Seitenauszug:
"Sawasdee" im Land des Lächelns

Das Königreich in Südostasien, einst Siam genannt, fasziniert vor allem durch seine üppigen Landschaften und feinsandigen Traumstrände, die von Herzen freundlichen Menschen, die vielen kostbar verzierten Tempel und die wohl zu den besten der Welt zählende Küche.

Vielleicht liegt der Zauber des Landes in der Quintessenz des Thai-Seins, in der Mentalität der Menschen, die dem täglichen Leben das größtmögliche Vergnügen abgewinnen wollen und die sich mit ihrer Nationalität stark identifizieren. Oder auch in der Tatsache, dass Thailand das einzige Land in Südostasien ist, das niemals kolonialisiert wurde und daher noch so traditionell und ursprünglich bleiben konnte.

Sicher ist, dass die Thai stolz darauf sind, von einem König regiert zu werden, dem sie seit vielen Jahrzehnten eine stabile und dennoch fortschrittliche Entwicklung verdanken. Doch auch der tolerante Theravada-Buddhismus, der sich mit einem ausgiebigen Glauben an "phi" (Geister) verbindet, ist im täglichen Leben ganz selbstverständlich verankert, was auch die unzähligen Tempel und die allgegenwärtigen Mönche in ihren safrangelben Roben beweisen.

Aufgaben:
- 1) Zähle alles auf, wodurch das Königreich laut dem ersten Absatz des Textes über Thailand vor allem fasziniert.
- 2) Gib aus dem Text über Thailand den Abschnitt wortgetreu wieder, der bei "Vielleicht liegt der" beginnt und bei "safrangelben Roben beweisen." endet.

Vorliegende Einträge:
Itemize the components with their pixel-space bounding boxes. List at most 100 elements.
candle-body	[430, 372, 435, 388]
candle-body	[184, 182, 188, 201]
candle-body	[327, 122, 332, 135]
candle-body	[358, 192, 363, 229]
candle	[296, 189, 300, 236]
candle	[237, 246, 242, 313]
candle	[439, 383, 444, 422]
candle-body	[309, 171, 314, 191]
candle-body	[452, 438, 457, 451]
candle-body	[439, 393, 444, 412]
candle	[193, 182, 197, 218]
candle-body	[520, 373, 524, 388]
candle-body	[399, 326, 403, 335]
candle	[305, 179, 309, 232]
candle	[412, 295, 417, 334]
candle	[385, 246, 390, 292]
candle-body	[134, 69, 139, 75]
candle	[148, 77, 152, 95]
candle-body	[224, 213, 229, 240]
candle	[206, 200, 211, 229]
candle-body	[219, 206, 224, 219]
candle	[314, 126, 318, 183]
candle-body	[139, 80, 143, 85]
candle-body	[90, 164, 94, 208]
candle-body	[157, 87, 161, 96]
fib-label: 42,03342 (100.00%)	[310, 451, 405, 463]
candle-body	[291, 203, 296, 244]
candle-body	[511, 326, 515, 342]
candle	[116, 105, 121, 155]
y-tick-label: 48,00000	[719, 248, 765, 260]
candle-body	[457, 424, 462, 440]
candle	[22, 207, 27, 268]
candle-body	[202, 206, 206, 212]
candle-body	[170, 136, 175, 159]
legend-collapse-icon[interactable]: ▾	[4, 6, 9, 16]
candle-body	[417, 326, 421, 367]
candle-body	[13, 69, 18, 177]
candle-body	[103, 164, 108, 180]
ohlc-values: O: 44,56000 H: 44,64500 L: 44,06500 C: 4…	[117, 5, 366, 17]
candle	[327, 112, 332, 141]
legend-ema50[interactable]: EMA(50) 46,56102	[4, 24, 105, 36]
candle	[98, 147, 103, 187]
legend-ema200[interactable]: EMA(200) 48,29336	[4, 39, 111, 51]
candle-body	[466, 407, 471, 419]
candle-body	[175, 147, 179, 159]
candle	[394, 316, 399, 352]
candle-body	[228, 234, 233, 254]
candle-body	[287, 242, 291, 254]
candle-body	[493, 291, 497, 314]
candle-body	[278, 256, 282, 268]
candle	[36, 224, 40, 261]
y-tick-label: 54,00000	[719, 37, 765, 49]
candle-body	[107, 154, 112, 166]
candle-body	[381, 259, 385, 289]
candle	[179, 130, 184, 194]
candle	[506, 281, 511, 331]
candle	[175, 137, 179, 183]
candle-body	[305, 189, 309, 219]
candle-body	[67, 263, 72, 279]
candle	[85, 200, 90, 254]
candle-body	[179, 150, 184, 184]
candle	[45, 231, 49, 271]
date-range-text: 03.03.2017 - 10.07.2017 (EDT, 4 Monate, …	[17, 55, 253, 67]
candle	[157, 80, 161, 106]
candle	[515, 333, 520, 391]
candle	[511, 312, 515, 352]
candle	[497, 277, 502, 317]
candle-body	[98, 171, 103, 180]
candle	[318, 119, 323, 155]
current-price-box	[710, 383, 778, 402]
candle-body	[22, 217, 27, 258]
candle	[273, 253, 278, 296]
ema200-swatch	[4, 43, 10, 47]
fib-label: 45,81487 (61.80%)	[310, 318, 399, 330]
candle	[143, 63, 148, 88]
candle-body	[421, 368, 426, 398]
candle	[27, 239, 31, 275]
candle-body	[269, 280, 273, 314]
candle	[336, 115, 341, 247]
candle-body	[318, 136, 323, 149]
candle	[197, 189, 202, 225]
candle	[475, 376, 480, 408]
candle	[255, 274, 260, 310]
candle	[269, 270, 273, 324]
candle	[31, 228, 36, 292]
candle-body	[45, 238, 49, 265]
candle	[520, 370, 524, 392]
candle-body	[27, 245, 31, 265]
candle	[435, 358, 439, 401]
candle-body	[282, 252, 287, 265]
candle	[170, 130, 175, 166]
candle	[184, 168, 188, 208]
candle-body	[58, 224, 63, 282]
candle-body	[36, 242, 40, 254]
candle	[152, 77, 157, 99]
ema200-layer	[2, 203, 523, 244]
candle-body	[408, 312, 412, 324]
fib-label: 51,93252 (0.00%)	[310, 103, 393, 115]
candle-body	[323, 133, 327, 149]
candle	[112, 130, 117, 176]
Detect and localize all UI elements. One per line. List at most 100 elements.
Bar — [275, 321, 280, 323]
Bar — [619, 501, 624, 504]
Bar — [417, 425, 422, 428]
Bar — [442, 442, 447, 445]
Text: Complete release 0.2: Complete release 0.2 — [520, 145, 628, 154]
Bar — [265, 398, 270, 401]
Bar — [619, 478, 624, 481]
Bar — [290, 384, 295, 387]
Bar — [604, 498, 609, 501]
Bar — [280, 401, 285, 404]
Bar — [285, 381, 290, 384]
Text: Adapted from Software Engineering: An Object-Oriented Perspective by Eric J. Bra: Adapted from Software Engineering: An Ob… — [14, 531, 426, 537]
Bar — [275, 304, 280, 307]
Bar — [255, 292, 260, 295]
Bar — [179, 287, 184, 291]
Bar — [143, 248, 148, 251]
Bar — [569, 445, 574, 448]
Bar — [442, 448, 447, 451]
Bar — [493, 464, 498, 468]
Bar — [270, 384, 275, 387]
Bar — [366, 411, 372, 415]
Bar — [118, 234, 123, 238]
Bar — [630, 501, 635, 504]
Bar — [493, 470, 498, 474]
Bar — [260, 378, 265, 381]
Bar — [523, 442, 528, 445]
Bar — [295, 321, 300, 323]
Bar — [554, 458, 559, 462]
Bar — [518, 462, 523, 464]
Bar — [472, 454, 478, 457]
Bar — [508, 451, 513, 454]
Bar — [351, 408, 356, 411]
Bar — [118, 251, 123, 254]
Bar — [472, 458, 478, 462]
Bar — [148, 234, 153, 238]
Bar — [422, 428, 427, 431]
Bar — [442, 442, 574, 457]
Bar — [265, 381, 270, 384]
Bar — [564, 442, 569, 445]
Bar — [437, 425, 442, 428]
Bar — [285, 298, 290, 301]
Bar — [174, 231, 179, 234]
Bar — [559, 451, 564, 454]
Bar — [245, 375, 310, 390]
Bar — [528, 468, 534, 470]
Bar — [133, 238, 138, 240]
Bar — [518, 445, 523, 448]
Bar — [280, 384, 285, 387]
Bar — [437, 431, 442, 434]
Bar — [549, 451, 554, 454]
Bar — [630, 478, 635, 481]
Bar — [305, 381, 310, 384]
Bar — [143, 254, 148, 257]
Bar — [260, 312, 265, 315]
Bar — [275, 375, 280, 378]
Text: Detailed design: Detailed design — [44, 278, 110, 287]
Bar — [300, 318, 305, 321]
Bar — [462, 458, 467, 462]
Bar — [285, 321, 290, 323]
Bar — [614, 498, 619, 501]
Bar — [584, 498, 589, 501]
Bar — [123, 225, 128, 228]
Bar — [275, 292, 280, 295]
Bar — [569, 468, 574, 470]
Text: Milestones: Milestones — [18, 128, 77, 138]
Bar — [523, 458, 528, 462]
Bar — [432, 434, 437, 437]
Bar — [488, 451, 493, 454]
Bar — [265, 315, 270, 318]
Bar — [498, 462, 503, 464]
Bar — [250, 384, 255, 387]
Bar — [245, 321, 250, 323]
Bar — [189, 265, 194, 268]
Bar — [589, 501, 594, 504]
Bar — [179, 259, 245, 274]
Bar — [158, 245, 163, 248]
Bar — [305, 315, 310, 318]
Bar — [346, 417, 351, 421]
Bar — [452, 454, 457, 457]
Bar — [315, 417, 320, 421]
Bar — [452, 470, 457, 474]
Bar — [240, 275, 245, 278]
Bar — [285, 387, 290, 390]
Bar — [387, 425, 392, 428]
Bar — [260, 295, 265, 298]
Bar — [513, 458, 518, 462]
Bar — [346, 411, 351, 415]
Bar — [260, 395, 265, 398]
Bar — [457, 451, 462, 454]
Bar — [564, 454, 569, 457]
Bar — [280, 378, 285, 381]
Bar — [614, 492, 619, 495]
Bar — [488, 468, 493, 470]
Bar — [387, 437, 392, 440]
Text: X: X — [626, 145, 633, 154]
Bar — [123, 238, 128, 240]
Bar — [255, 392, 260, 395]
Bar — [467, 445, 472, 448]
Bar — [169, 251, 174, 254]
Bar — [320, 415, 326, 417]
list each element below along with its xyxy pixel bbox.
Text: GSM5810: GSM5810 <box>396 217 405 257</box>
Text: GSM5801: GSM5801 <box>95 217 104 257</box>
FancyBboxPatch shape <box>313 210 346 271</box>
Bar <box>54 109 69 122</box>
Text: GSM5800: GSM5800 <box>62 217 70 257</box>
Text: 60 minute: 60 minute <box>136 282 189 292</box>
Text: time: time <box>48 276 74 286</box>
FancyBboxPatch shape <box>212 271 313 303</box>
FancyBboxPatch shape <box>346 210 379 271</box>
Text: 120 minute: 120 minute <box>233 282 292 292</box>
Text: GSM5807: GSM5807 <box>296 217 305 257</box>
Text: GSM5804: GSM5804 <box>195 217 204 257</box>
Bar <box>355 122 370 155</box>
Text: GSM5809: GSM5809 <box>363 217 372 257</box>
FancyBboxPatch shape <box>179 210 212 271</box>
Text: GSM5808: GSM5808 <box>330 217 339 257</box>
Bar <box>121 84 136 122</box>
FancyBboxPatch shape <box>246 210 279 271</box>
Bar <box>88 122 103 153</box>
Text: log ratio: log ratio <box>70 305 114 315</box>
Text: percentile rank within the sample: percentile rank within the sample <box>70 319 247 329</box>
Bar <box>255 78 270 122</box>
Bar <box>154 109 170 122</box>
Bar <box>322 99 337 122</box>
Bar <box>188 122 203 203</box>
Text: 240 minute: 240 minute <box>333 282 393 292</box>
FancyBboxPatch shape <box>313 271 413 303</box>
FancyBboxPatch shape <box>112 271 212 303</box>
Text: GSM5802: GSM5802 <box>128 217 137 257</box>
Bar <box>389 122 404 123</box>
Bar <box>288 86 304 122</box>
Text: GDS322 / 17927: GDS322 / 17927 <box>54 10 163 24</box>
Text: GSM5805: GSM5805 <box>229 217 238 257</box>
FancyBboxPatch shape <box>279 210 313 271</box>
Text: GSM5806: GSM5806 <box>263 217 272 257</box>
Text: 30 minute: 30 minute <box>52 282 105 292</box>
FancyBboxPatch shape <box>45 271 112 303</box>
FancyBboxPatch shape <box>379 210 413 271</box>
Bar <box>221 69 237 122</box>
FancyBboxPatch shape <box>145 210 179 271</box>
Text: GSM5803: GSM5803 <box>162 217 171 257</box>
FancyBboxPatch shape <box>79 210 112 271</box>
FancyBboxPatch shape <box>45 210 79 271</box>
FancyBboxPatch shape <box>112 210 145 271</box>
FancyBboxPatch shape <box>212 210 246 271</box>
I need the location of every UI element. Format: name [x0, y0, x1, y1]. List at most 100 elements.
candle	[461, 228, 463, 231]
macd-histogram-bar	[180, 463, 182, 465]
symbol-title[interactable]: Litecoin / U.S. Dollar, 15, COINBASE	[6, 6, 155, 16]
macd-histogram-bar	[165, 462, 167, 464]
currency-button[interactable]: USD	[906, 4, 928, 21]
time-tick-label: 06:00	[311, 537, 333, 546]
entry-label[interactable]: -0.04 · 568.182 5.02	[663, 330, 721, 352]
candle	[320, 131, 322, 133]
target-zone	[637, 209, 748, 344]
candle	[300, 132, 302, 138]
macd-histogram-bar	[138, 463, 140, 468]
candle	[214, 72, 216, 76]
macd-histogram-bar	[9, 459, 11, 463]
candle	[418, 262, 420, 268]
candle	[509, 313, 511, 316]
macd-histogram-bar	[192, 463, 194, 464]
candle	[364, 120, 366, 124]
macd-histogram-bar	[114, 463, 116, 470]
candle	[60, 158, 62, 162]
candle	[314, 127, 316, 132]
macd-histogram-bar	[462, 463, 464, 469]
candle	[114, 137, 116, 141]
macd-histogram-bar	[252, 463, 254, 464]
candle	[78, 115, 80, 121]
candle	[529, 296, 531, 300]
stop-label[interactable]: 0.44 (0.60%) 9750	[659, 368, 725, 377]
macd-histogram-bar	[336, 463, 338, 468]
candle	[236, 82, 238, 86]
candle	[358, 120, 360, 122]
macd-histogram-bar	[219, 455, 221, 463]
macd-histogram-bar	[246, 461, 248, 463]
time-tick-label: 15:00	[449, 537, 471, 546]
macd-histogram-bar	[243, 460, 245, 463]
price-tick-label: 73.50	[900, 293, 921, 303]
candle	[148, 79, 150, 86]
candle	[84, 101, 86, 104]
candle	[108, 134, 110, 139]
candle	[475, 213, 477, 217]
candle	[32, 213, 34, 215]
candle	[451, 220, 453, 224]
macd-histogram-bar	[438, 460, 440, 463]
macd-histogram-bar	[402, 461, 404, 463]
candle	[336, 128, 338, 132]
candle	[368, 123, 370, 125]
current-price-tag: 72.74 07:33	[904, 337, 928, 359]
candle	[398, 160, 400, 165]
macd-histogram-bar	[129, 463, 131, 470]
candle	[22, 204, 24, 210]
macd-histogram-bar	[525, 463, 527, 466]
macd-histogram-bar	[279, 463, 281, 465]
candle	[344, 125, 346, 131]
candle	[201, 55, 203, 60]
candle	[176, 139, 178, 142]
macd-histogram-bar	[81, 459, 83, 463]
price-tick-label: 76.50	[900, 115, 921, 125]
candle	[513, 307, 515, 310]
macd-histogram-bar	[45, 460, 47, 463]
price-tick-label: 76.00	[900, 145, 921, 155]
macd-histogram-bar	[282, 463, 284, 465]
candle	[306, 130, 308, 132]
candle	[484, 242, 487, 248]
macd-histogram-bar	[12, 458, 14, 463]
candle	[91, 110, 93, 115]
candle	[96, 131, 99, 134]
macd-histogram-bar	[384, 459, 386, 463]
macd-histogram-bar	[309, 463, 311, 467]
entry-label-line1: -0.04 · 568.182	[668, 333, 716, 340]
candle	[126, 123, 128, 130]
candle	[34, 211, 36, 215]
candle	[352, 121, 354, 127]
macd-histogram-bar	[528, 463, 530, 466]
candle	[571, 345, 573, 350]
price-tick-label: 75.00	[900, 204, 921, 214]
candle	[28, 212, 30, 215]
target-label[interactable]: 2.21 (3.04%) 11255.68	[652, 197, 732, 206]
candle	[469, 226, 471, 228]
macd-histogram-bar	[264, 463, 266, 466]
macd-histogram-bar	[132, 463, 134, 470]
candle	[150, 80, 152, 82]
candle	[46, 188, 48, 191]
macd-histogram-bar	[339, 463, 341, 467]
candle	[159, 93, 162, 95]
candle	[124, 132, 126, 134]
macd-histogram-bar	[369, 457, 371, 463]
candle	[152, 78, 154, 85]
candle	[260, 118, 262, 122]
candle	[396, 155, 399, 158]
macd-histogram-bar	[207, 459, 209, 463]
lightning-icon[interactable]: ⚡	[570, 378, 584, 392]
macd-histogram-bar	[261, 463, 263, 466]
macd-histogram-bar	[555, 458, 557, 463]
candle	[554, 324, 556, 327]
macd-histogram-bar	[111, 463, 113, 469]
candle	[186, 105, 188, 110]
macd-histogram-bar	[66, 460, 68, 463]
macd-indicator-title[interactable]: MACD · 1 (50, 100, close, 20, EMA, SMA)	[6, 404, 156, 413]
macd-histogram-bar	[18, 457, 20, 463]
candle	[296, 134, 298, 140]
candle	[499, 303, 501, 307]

Erwartete Antworten:
- 1)
- seine üppigen Landschaften
- feinsandige Traumstrände
- die von Herzen freundlichen Menschen
- die vielen kostbar verzierten Tempel
- die wohl zu den besten der Welt zählende Küche

- 2)
Vielleicht liegt der Zauber des Landes in der Quintessenz des Thai-Seins, in der Mentalität der Menschen, die dem täglichen Leben das größtmögliche Vergnügen abgewinnen wollen und die sich mit ihrer Nationalität stark identifizieren. Oder auch in der Tatsache, dass Thailand das einzige Land in Südostasien ist, das niemals kolonialisiert wurde und daher noch so traditionell und ursprünglich bleiben konnte.

Sicher ist, dass die Thai stolz darauf sind, von einem König regiert zu werden, dem sie seit vielen Jahrzehnten eine stabile und dennoch fortschrittliche Entwicklung verdanken. Doch auch der tolerante Theravada-Buddhismus, der sich mit einem ausgiebigen Glauben an "phi" (Geister) verbindet, ist im täglichen Leben ganz selbstverständlich verankert, was auch die unzähligen Tempel und die allgegenwärtigen Mönche in ihren safrangelben Roben beweisen.